* Recorded data:
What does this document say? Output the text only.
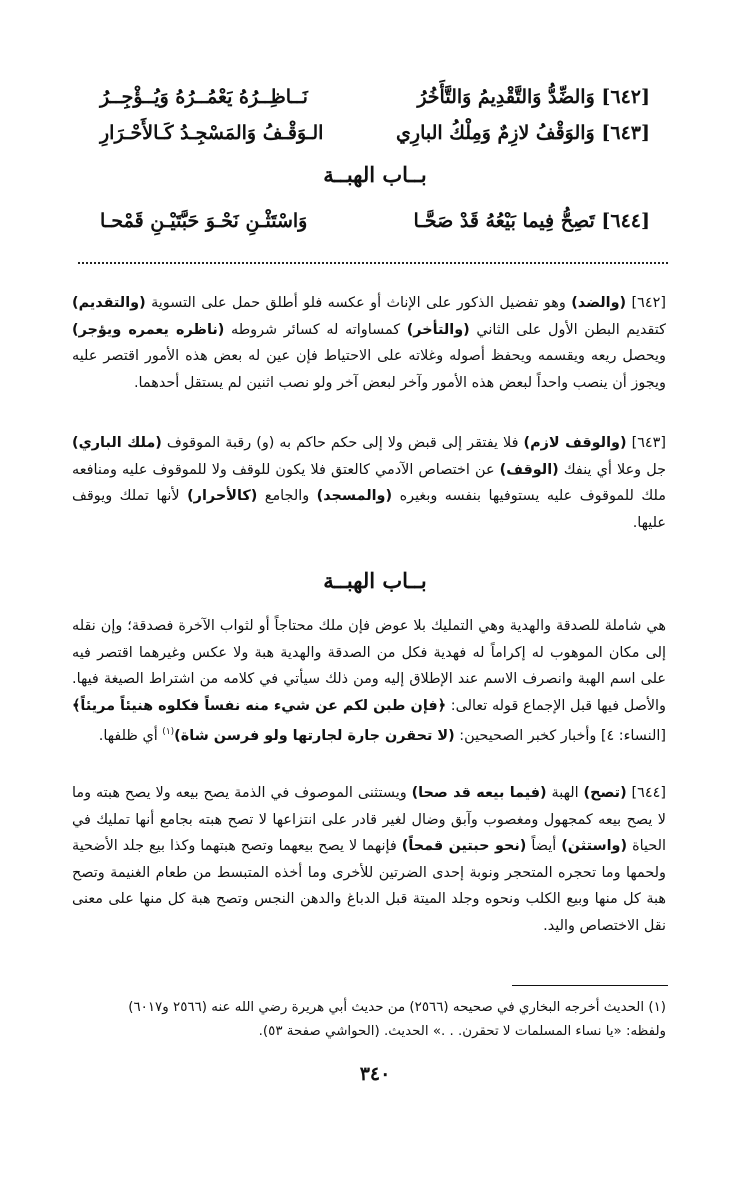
[٦٤٢] وَالضِّدُّ وَالتَّقْدِيمُ وَالتَّأَخُرُ
نَــاظِــرُهُ يَعْمُــرُهُ وَيُــؤْجِــرُ
[٦٤٣] وَالوَقْفُ لازِمٌ وَمِلْكُ البارِي
الـوَقْـفُ وَالمَسْجِـدُ كَـالأَحْـرَارِ
بــاب الهبــة
[٦٤٤] تَصِحُّ فِيما بَيْعُهُ قَدْ صَحَّـا
وَاسْتَثْـنِ نَحْـوَ حَبَّتَيْـنِ قَمْحـا

[٦٤٢] (والضد) وهو تفضيل الذكور على الإناث أو عكسه فلو أطلق حمل على التسوية (والتقديم) كتقديم البطن الأول على الثاني (والتأخر) كمساواته له كسائر شروطه (ناظره يعمره ويؤجر) ويحصل ريعه ويقسمه ويحفظ أصوله وغلاته على الاحتياط فإن عين له بعض هذه الأمور اقتصر عليه ويجوز أن ينصب واحداً لبعض هذه الأمور وآخر لبعض آخر ولو نصب اثنين لم يستقل أحدهما.

[٦٤٣] (والوقف لازم) فلا يفتقر إلى قبض ولا إلى حكم حاكم به (و) رقبة الموقوف (ملك الباري) جل وعلا أي ينفك (الوقف) عن اختصاص الآدمي كالعتق فلا يكون للوقف ولا للموقوف عليه ومنافعه ملك للموقوف عليه يستوفيها بنفسه وبغيره (والمسجد) والجامع (كالأحرار) لأنها تملك ويوقف عليها.

بــاب الهبــة

هي شاملة للصدقة والهدية وهي التمليك بلا عوض فإن ملك محتاجاً أو لثواب الآخرة فصدقة؛ وإن نقله إلى مكان الموهوب له إكراماً له فهدية فكل من الصدقة والهدية هبة ولا عكس وغيرهما اقتصر فيه على اسم الهبة وانصرف الاسم عند الإطلاق إليه ومن ذلك سيأتي في كلامه من اشتراط الصيغة فيها. والأصل فيها قبل الإجماع قوله تعالى: ﴿فإن طبن لكم عن شيء منه نفساً فكلوه هنيئاً مريئاً﴾ [النساء: ٤] وأخبار كخبر الصحيحين: (لا تحقرن جارة لجارتها ولو فرسن شاة)$^{(١)}$ أي ظلفها.

[٦٤٤] (تصح) الهبة (فيما بيعه قد صحا) ويستثنى الموصوف في الذمة يصح بيعه ولا يصح هبته وما لا يصح بيعه كمجهول ومغصوب وآبق وضال لغير قادر على انتزاعها لا تصح هبته بجامع أنها تمليك في الحياة (واستثن) أيضاً (نحو حبتين قمحاً) فإنهما لا يصح بيعهما وتصح هبتهما وكذا بيع جلد الأضحية ولحمها وما تحجره المتحجر ونوبة إحدى الضرتين للأخرى وما أخذه المتبسط من طعام الغنيمة وتصح هبة كل منها وبيع الكلب ونحوه وجلد الميتة قبل الدباغ والدهن النجس وتصح هبة كل منها على معنى نقل الاختصاص واليد.

(١) الحديث أخرجه البخاري في صحيحه (٢٥٦٦) من حديث أبي هريرة رضي الله عنه (٢٥٦٦ و٦٠١٧)
ولفظه: «يا نساء المسلمات لا تحقرن. . .» الحديث. (الحواشي صفحة ٥٣).
٣٤٠
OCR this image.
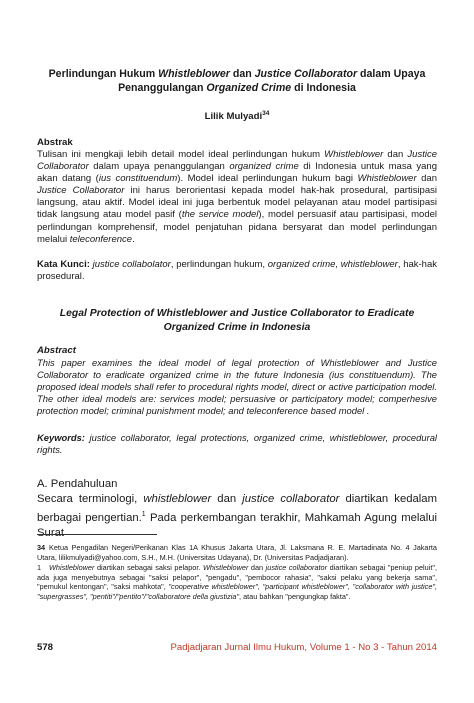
Perlindungan Hukum Whistleblower dan Justice Collaborator dalam Upaya
Penanggulangan Organized Crime di Indonesia
Lilik Mulyadi$^{34}$
Abstrak
Tulisan ini mengkaji lebih detail model ideal perlindungan hukum Whistleblower dan Justice Collaborator dalam upaya penanggulangan organized crime di Indonesia untuk masa yang akan datang (ius constituendum). Model ideal perlindungan hukum bagi Whistleblower dan Justice Collaborator ini harus berorientasi kepada model hak-hak prosedural, partisipasi langsung, atau aktif. Model ideal ini juga berbentuk model pelayanan atau model partisipasi tidak langsung atau model pasif (the service model), model persuasif atau partisipasi, model perlindungan komprehensif, model penjatuhan pidana bersyarat dan model perlindungan melalui teleconference.
Kata Kunci: justice collabolator, perlindungan hukum, organized crime, whistleblower, hak-hak prosedural.
Legal Protection of Whistleblower and Justice Collaborator to Eradicate
Organized Crime in Indonesia
Abstract
This paper examines the ideal model of legal protection of Whistleblower and Justice Collaborator to eradicate organized crime in the future Indonesia (ius constituendum). The proposed ideal models shall refer to procedural rights model, direct or active participation model. The other ideal models are: services model; persuasive or participatory model; comperhesive protection model; criminal punishment model; and teleconference based model .
Keywords: justice collaborator, legal protections, organized crime, whistleblower, procedural rights.
A. Pendahuluan
Secara terminologi, whistleblower dan justice collaborator diartikan kedalam berbagai pengertian.$^1$ Pada perkembangan terakhir, Mahkamah Agung melalui Surat
34 Ketua Pengadilan Negeri/Perikanan Klas 1A Khusus Jakarta Utara, Jl. Laksmana R. E. Martadinata No. 4 Jakarta Utara, lilikmulyadi@yahoo.com, S.H., M.H. (Universitas Udayana), Dr. (Universitas Padjadjaran).
1 Whistleblower diartikan sebagai saksi pelapor. Whistleblower dan justice collaborator diartikan sebagai "peniup peluit", ada juga menyebutnya sebagai "saksi pelapor", "pengadu", "pembocor rahasia", "saksi pelaku yang bekerja sama", "pemukul kentongan", "saksi mahkota", "cooperative whistleblower", "participant whistleblower", "collaborator with justice", "supergrasses", "pentiti"/"pentito"/"collaboratore della giustizia", atau bahkan "pengungkap fakta".
578	Padjadjaran Jurnal Ilmu Hukum, Volume 1 - No 3 - Tahun 2014
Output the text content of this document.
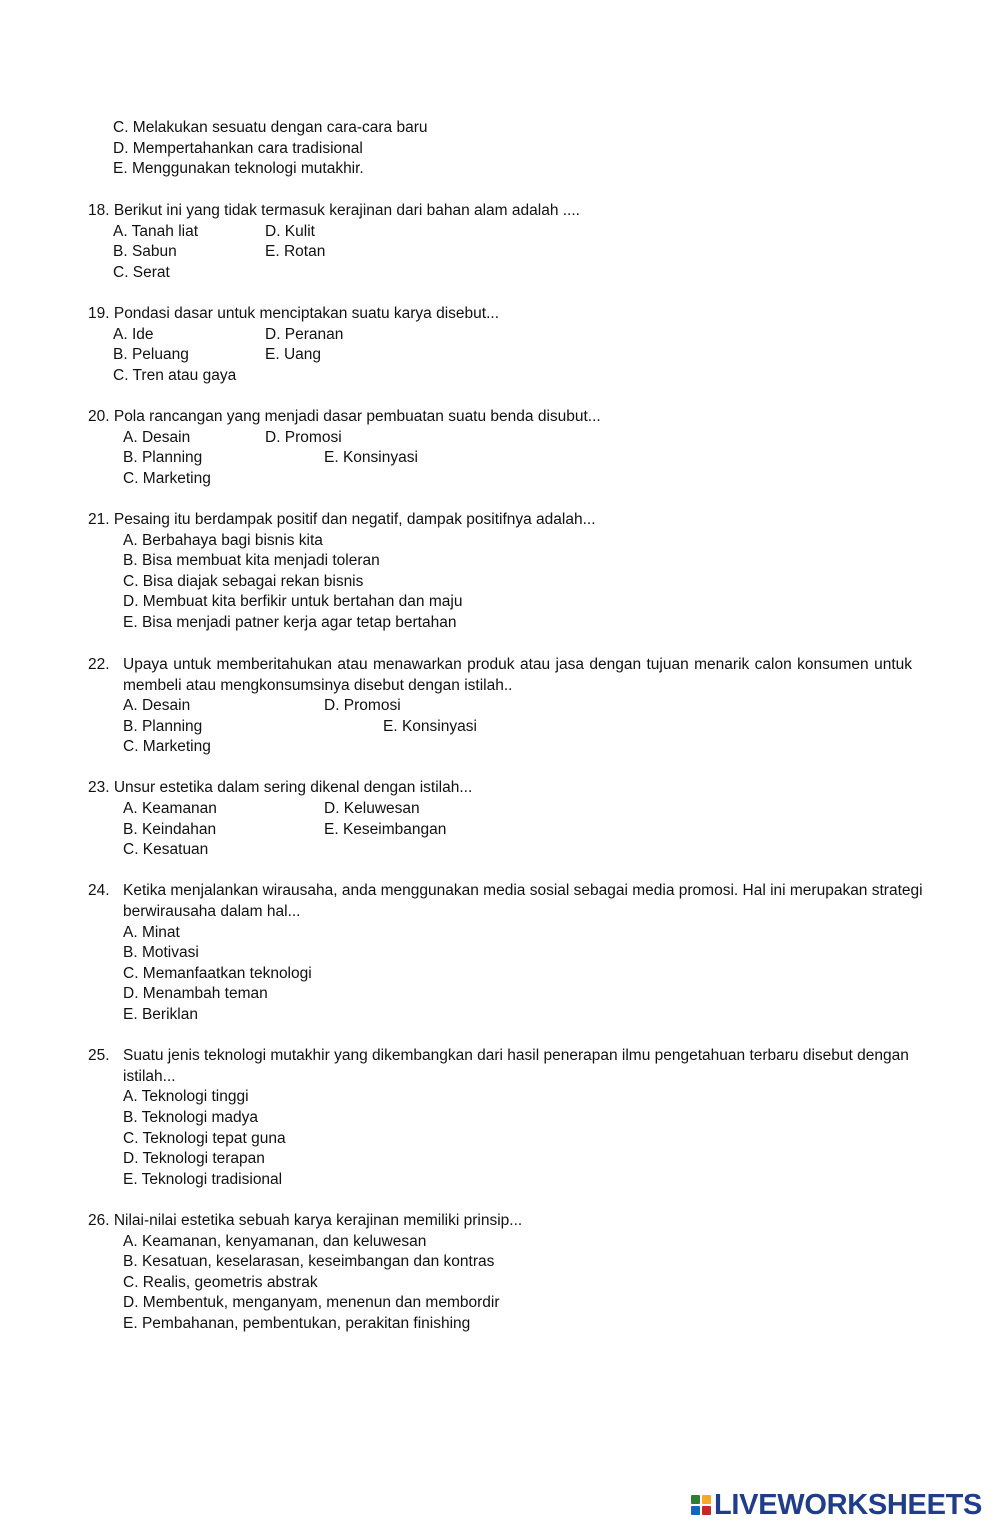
C. Melakukan sesuatu dengan cara-cara baru
D. Mempertahankan cara tradisional
E. Menggunakan teknologi mutakhir.
18. Berikut ini yang tidak termasuk kerajinan dari bahan alam adalah ....
A. Tanah liat	D. Kulit
B. Sabun	E. Rotan
C. Serat
19. Pondasi dasar untuk menciptakan suatu karya disebut...
A. Ide	D. Peranan
B. Peluang	E. Uang
C. Tren atau gaya
20. Pola rancangan yang menjadi dasar pembuatan suatu benda disubut...
A. Desain	D. Promosi
B. Planning	E. Konsinyasi
C. Marketing
21. Pesaing itu berdampak positif dan negatif, dampak positifnya adalah...
A. Berbahaya bagi bisnis kita
B. Bisa membuat kita menjadi toleran
C. Bisa diajak sebagai rekan bisnis
D. Membuat kita berfikir untuk bertahan dan maju
E. Bisa menjadi patner kerja agar tetap bertahan
22. Upaya untuk memberitahukan atau menawarkan produk atau jasa dengan tujuan menarik calon konsumen untuk
membeli atau mengkonsumsinya disebut dengan istilah..
A. Desain	D. Promosi
B. Planning	E. Konsinyasi
C. Marketing
23. Unsur estetika dalam sering dikenal dengan istilah...
A. Keamanan	D. Keluwesan
B. Keindahan	E. Keseimbangan
C. Kesatuan
24. Ketika menjalankan wirausaha, anda menggunakan media sosial sebagai media promosi. Hal ini merupakan strategi
berwirausaha dalam hal...
A. Minat
B. Motivasi
C. Memanfaatkan teknologi
D. Menambah teman
E. Beriklan
25. Suatu jenis teknologi mutakhir yang dikembangkan dari hasil penerapan ilmu pengetahuan terbaru disebut dengan
istilah...
A. Teknologi tinggi
B. Teknologi madya
C. Teknologi tepat guna
D. Teknologi terapan
E. Teknologi tradisional
26. Nilai-nilai estetika sebuah karya kerajinan memiliki prinsip...
A. Keamanan, kenyamanan, dan keluwesan
B. Kesatuan, keselarasan, keseimbangan dan kontras
C. Realis, geometris abstrak
D. Membentuk, menganyam, menenun dan membordir
E. Pembahanan, pembentukan, perakitan finishing
LIVEWORKSHEETS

* Problem statement: Search the data above for lines holding "kerajinan" and copy each of them.

* Result for this task:
18. Berikut ini yang tidak termasuk kerajinan dari bahan alam adalah ....
26. Nilai-nilai estetika sebuah karya kerajinan memiliki prinsip...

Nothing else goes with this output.